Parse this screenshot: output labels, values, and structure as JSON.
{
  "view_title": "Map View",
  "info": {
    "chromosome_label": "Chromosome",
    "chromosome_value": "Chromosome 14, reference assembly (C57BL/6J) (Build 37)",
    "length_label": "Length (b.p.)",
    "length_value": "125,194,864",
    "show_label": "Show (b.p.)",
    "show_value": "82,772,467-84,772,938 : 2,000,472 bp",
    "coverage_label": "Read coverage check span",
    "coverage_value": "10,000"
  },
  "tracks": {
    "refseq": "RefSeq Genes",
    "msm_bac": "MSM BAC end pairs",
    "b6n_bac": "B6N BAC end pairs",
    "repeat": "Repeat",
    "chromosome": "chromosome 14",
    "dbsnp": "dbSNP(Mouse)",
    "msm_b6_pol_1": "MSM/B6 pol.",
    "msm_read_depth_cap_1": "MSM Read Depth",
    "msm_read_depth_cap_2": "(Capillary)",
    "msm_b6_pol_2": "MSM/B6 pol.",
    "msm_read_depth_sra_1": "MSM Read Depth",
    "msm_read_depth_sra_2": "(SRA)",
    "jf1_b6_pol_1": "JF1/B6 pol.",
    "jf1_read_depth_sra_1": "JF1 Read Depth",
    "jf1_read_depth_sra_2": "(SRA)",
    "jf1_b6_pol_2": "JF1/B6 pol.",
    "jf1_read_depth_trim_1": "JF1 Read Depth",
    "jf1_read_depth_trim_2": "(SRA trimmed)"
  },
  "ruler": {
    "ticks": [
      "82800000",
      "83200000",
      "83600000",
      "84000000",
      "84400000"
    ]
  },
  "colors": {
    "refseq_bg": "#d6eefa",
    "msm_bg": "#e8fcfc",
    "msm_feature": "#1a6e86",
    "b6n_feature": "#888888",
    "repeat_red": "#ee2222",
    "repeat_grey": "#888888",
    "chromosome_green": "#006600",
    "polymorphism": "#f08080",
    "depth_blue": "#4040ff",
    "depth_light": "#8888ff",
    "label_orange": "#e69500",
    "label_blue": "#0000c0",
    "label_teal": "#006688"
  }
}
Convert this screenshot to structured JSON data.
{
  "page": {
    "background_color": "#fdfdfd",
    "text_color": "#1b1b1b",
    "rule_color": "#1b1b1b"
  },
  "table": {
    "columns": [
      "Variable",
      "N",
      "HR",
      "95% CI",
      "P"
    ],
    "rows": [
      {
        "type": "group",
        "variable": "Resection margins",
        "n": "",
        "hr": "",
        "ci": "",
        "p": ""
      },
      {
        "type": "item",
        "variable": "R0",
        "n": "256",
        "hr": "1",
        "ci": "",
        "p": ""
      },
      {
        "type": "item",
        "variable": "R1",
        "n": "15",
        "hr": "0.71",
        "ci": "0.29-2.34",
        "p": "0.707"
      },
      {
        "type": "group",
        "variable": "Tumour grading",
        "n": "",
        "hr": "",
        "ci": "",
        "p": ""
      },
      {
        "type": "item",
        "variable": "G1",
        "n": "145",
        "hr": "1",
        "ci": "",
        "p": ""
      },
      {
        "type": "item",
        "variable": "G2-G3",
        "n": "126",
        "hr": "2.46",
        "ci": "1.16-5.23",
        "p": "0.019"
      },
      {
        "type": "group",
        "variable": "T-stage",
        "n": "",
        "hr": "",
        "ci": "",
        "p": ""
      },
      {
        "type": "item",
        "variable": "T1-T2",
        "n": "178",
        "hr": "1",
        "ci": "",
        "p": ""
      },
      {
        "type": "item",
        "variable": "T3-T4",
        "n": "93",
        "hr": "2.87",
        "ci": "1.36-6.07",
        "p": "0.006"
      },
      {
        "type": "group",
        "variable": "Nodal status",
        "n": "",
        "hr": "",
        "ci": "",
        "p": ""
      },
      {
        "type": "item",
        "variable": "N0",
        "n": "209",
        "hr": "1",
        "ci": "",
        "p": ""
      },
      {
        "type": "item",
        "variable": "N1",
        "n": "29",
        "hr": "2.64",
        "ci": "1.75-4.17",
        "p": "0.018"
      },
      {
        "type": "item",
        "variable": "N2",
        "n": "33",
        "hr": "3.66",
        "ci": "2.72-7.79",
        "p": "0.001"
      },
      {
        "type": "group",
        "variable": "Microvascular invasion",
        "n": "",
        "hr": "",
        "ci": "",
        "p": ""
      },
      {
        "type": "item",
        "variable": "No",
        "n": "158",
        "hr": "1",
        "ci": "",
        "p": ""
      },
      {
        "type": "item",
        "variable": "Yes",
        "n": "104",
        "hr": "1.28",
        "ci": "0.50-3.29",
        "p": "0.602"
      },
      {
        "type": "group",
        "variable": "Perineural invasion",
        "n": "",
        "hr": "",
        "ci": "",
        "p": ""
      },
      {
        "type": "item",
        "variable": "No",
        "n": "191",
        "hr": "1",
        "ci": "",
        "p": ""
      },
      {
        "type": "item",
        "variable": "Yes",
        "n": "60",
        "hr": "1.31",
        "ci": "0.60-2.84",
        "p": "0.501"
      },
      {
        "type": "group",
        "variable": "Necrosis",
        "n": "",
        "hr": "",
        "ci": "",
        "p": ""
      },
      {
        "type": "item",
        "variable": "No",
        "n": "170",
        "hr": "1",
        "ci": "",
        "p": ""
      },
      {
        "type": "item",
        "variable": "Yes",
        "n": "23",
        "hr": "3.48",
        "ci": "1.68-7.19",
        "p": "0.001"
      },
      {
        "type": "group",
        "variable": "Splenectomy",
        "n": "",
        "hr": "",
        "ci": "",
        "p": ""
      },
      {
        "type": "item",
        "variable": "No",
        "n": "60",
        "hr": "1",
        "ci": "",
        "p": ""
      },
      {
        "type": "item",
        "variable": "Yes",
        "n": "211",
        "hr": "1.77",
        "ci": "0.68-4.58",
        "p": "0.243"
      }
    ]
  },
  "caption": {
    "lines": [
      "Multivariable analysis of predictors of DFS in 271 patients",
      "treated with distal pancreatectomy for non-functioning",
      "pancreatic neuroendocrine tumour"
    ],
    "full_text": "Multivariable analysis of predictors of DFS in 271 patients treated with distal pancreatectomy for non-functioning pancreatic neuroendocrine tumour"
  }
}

## Work required
Transcribe the listing above verbatim, leaving every line whole.

## Answer to this exercise
Parse this screenshot: output labels, values, and structure as JSON.
{
  "view_title": "Map View",
  "info": {
    "chromosome_label": "Chromosome",
    "chromosome_value": "Chromosome 14, reference assembly (C57BL/6J) (Build 37)",
    "length_label": "Length (b.p.)",
    "length_value": "125,194,864",
    "show_label": "Show (b.p.)",
    "show_value": "82,772,467-84,772,938 : 2,000,472 bp",
    "coverage_label": "Read coverage check span",
    "coverage_value": "10,000"
  },
  "tracks": {
    "refseq": "RefSeq Genes",
    "msm_bac": "MSM BAC end pairs",
    "b6n_bac": "B6N BAC end pairs",
    "repeat": "Repeat",
    "chromosome": "chromosome 14",
    "dbsnp": "dbSNP(Mouse)",
    "msm_b6_pol_1": "MSM/B6 pol.",
    "msm_read_depth_cap_1": "MSM Read Depth",
    "msm_read_depth_cap_2": "(Capillary)",
    "msm_b6_pol_2": "MSM/B6 pol.",
    "msm_read_depth_sra_1": "MSM Read Depth",
    "msm_read_depth_sra_2": "(SRA)",
    "jf1_b6_pol_1": "JF1/B6 pol.",
    "jf1_read_depth_sra_1": "JF1 Read Depth",
    "jf1_read_depth_sra_2": "(SRA)",
    "jf1_b6_pol_2": "JF1/B6 pol.",
    "jf1_read_depth_trim_1": "JF1 Read Depth",
    "jf1_read_depth_trim_2": "(SRA trimmed)"
  },
  "ruler": {
    "ticks": [
      "82800000",
      "83200000",
      "83600000",
      "84000000",
      "84400000"
    ]
  },
  "colors": {
    "refseq_bg": "#d6eefa",
    "msm_bg": "#e8fcfc",
    "msm_feature": "#1a6e86",
    "b6n_feature": "#888888",
    "repeat_red": "#ee2222",
    "repeat_grey": "#888888",
    "chromosome_green": "#006600",
    "polymorphism": "#f08080",
    "depth_blue": "#4040ff",
    "depth_light": "#8888ff",
    "label_orange": "#e69500",
    "label_blue": "#0000c0",
    "label_teal": "#006688"
  }
}
Convert this screenshot to structured JSON data.
{
  "page": {
    "background_color": "#fdfdfd",
    "text_color": "#1b1b1b",
    "rule_color": "#1b1b1b"
  },
  "table": {
    "columns": [
      "Variable",
      "N",
      "HR",
      "95% CI",
      "P"
    ],
    "rows": [
      {
        "type": "group",
        "variable": "Resection margins",
        "n": "",
        "hr": "",
        "ci": "",
        "p": ""
      },
      {
        "type": "item",
        "variable": "R0",
        "n": "256",
        "hr": "1",
        "ci": "",
        "p": ""
      },
      {
        "type": "item",
        "variable": "R1",
        "n": "15",
        "hr": "0.71",
        "ci": "0.29-2.34",
        "p": "0.707"
      },
      {
        "type": "group",
        "variable": "Tumour grading",
        "n": "",
        "hr": "",
        "ci": "",
        "p": ""
      },
      {
        "type": "item",
        "variable": "G1",
        "n": "145",
        "hr": "1",
        "ci": "",
        "p": ""
      },
      {
        "type": "item",
        "variable": "G2-G3",
        "n": "126",
        "hr": "2.46",
        "ci": "1.16-5.23",
        "p": "0.019"
      },
      {
        "type": "group",
        "variable": "T-stage",
        "n": "",
        "hr": "",
        "ci": "",
        "p": ""
      },
      {
        "type": "item",
        "variable": "T1-T2",
        "n": "178",
        "hr": "1",
        "ci": "",
        "p": ""
      },
      {
        "type": "item",
        "variable": "T3-T4",
        "n": "93",
        "hr": "2.87",
        "ci": "1.36-6.07",
        "p": "0.006"
      },
      {
        "type": "group",
        "variable": "Nodal status",
        "n": "",
        "hr": "",
        "ci": "",
        "p": ""
      },
      {
        "type": "item",
        "variable": "N0",
        "n": "209",
        "hr": "1",
        "ci": "",
        "p": ""
      },
      {
        "type": "item",
        "variable": "N1",
        "n": "29",
        "hr": "2.64",
        "ci": "1.75-4.17",
        "p": "0.018"
      },
      {
        "type": "item",
        "variable": "N2",
        "n": "33",
        "hr": "3.66",
        "ci": "2.72-7.79",
        "p": "0.001"
      },
      {
        "type": "group",
        "variable": "Microvascular invasion",
        "n": "",
        "hr": "",
        "ci": "",
        "p": ""
      },
      {
        "type": "item",
        "variable": "No",
        "n": "158",
        "hr": "1",
        "ci": "",
        "p": ""
      },
      {
        "type": "item",
        "variable": "Yes",
        "n": "104",
        "hr": "1.28",
        "ci": "0.50-3.29",
        "p": "0.602"
      },
      {
        "type": "group",
        "variable": "Perineural invasion",
        "n": "",
        "hr": "",
        "ci": "",
        "p": ""
      },
      {
        "type": "item",
        "variable": "No",
        "n": "191",
        "hr": "1",
        "ci": "",
        "p": ""
      },
      {
        "type": "item",
        "variable": "Yes",
        "n": "60",
        "hr": "1.31",
        "ci": "0.60-2.84",
        "p": "0.501"
      },
      {
        "type": "group",
        "variable": "Necrosis",
        "n": "",
        "hr": "",
        "ci": "",
        "p": ""
      },
      {
        "type": "item",
        "variable": "No",
        "n": "170",
        "hr": "1",
        "ci": "",
        "p": ""
      },
      {
        "type": "item",
        "variable": "Yes",
        "n": "23",
        "hr": "3.48",
        "ci": "1.68-7.19",
        "p": "0.001"
      },
      {
        "type": "group",
        "variable": "Splenectomy",
        "n": "",
        "hr": "",
        "ci": "",
        "p": ""
      },
      {
        "type": "item",
        "variable": "No",
        "n": "60",
        "hr": "1",
        "ci": "",
        "p": ""
      },
      {
        "type": "item",
        "variable": "Yes",
        "n": "211",
        "hr": "1.77",
        "ci": "0.68-4.58",
        "p": "0.243"
      }
    ]
  },
  "caption": {
    "lines": [
      "Multivariable analysis of predictors of DFS in 271 patients",
      "treated with distal pancreatectomy for non-functioning",
      "pancreatic neuroendocrine tumour"
    ],
    "full_text": "Multivariable analysis of predictors of DFS in 271 patients treated with distal pancreatectomy for non-functioning pancreatic neuroendocrine tumour"
  }
}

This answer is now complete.